(Collected data entries)
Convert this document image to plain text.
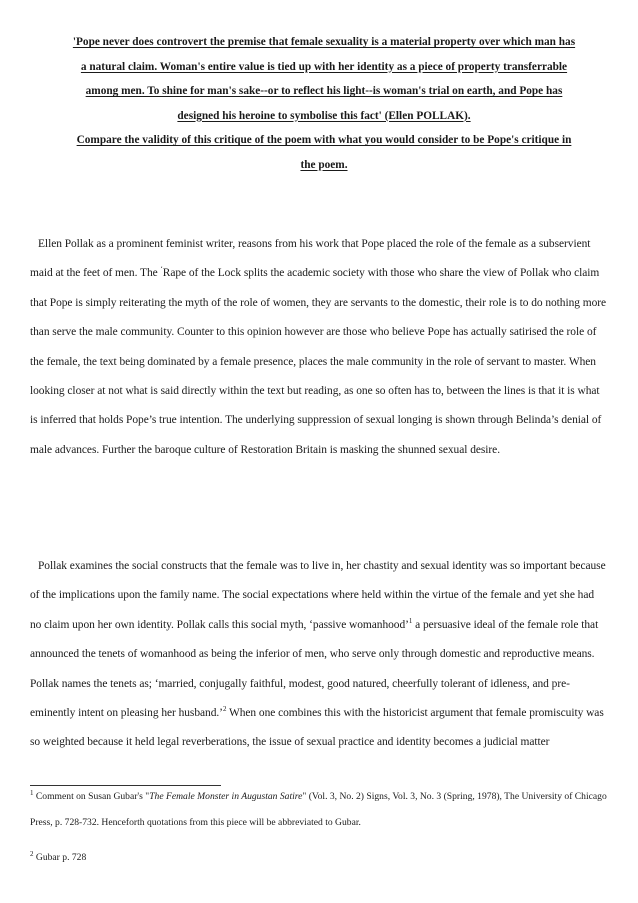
'Pope never does controvert the premise that female sexuality is a material property over which man has

a natural claim. Woman's entire value is tied up with her identity as a piece of property transferrable

among men. To shine for man's sake--or to reflect his light--is woman's trial on earth, and Pope has

designed his heroine to symbolise this fact' (Ellen POLLAK).

Compare the validity of this critique of the poem with what you would consider to be Pope's critique in

the poem.

Ellen Pollak as a prominent feminist writer, reasons from his work that Pope placed the role of the female as a subservient maid at the feet of men. The ‘Rape of the Lock splits the academic society with those who share the view of Pollak who claim that Pope is simply reiterating the myth of the role of women, they are servants to the domestic, their role is to do nothing more than serve the male community. Counter to this opinion however are those who believe Pope has actually satirised the role of the female, the text being dominated by a female presence, places the male community in the role of servant to master. When looking closer at not what is said directly within the text but reading, as one so often has to, between the lines is that it is what is inferred that holds Pope’s true intention. The underlying suppression of sexual longing is shown through Belinda’s denial of male advances. Further the baroque culture of Restoration Britain is masking the shunned sexual desire.

Pollak examines the social constructs that the female was to live in, her chastity and sexual identity was so important because of the implications upon the family name. The social expectations where held within the virtue of the female and yet she had no claim upon her own identity. Pollak calls this social myth, ‘passive womanhood’$^1$ a persuasive ideal of the female role that announced the tenets of womanhood as being the inferior of men, who serve only through domestic and reproductive means. Pollak names the tenets as; ‘married, conjugally faithful, modest, good natured, cheerfully tolerant of idleness, and pre-eminently intent on pleasing her husband.’$^2$ When one combines this with the historicist argument that female promiscuity was so weighted because it held legal reverberations, the issue of sexual practice and identity becomes a judicial matter

$^1$ Comment on Susan Gubar's "The Female Monster in Augustan Satire" (Vol. 3, No. 2) Signs, Vol. 3, No. 3 (Spring, 1978), The University of Chicago Press, p. 728-732. Henceforth quotations from this piece will be abbreviated to Gubar.

$^2$ Gubar p. 728
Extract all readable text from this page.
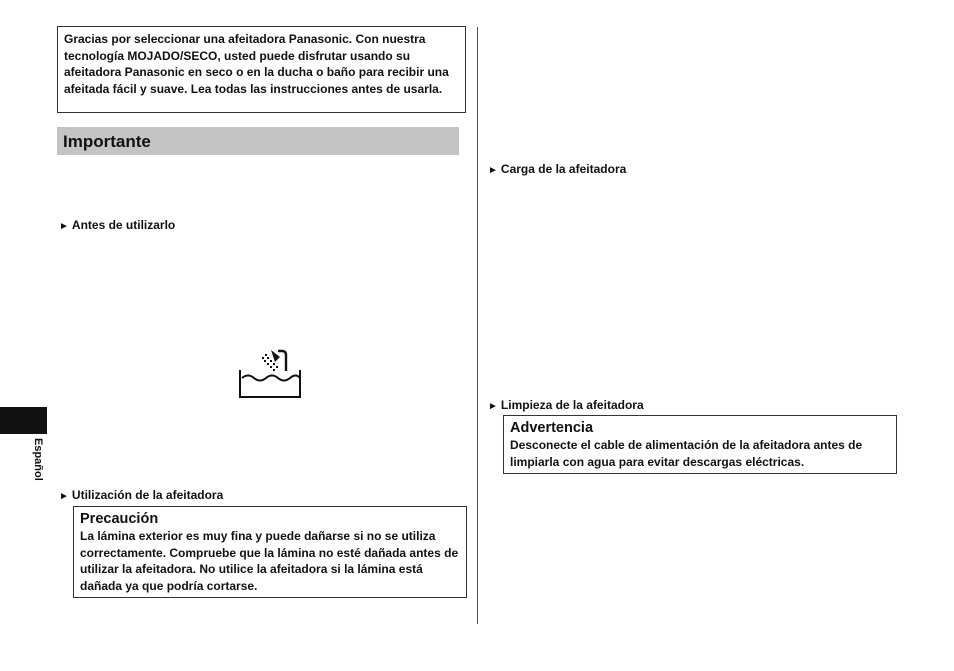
Gracias por seleccionar una afeitadora Panasonic. Con nuestra tecnología MOJADO/SECO, usted puede disfrutar usando su afeitadora Panasonic en seco o en la ducha o baño para recibir una afeitada fácil y suave. Lea todas las instrucciones antes de usarla.
Importante
► Antes de utilizarlo
Español
► Utilización de la afeitadora
Precaución
La lámina exterior es muy fina y puede dañarse si no se utiliza correctamente. Compruebe que la lámina no esté dañada antes de utilizar la afeitadora. No utilice la afeitadora si la lámina está dañada ya que podría cortarse.
► Carga de la afeitadora
► Limpieza de la afeitadora
Advertencia
Desconecte el cable de alimentación de la afeitadora antes de limpiarla con agua para evitar descargas eléctricas.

=== Task to carry out ===
Identify the lines of the data that contain the word "piece". Copy each of them.

=== Right answer ===
a natural claim. Woman's entire value is tied up with her identity as a piece of property transferrable
$^1$ Comment on Susan Gubar's "The Female Monster in Augustan Satire" (Vol. 3, No. 2) Signs, Vol. 3, No. 3 (Spring, 1978), The University of Chicago Press, p. 728-732. Henceforth quotations from this piece will be abbreviated to Gubar.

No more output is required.